● **Directions**
Examine the entries and show every line in which the word "meistbietend" is found.
^^^^
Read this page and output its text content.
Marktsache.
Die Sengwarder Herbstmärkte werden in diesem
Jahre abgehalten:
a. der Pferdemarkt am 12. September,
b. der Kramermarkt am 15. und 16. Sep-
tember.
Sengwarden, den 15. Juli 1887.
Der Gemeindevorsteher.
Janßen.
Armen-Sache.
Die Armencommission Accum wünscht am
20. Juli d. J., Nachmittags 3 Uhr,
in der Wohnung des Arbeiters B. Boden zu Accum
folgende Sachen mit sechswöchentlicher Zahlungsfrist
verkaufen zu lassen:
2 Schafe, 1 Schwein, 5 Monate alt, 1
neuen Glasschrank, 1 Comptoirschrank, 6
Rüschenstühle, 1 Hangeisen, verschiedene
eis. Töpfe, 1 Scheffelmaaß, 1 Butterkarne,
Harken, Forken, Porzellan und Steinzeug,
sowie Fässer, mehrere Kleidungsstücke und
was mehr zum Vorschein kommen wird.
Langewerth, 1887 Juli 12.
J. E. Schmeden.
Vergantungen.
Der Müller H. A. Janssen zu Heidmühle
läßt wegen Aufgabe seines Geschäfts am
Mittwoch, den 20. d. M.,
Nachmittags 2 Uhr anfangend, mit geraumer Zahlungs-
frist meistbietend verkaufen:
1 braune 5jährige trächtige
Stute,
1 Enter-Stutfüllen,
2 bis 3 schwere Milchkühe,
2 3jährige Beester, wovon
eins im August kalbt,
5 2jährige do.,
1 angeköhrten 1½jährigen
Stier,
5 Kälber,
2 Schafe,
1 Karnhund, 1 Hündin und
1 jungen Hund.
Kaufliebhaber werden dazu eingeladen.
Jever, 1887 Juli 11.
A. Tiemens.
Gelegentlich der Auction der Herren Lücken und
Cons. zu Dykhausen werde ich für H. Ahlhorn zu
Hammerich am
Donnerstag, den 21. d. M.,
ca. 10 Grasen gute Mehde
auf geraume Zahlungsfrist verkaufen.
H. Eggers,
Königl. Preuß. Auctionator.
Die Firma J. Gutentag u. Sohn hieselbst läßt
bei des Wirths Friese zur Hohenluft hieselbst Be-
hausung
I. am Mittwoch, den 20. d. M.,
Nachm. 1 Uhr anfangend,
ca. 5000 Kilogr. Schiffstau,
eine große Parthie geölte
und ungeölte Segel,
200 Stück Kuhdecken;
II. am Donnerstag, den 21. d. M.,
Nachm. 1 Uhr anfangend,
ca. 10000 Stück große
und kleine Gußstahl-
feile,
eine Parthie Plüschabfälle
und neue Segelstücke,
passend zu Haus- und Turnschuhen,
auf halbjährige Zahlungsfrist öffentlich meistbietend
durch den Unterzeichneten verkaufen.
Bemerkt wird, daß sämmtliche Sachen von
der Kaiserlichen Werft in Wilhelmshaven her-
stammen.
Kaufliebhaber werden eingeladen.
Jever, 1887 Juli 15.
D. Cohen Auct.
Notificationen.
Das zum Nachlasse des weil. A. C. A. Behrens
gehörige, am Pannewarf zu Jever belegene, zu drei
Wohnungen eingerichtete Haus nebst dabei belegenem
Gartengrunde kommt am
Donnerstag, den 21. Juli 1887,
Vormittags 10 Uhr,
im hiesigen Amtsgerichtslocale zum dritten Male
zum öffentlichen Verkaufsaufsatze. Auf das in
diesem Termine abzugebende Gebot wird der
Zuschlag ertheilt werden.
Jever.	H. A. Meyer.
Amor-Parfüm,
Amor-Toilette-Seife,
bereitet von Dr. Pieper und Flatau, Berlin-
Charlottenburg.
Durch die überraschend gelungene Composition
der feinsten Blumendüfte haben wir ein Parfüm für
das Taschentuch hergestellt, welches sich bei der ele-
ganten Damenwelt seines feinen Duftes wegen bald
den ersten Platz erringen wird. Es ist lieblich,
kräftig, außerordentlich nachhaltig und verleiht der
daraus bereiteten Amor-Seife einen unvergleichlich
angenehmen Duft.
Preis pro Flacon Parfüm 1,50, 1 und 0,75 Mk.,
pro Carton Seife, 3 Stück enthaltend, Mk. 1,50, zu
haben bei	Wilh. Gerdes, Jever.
^^^^
● **Written response**
frist meistbietend verkaufen:
auf halbjährige Zahlungsfrist öffentlich meistbietend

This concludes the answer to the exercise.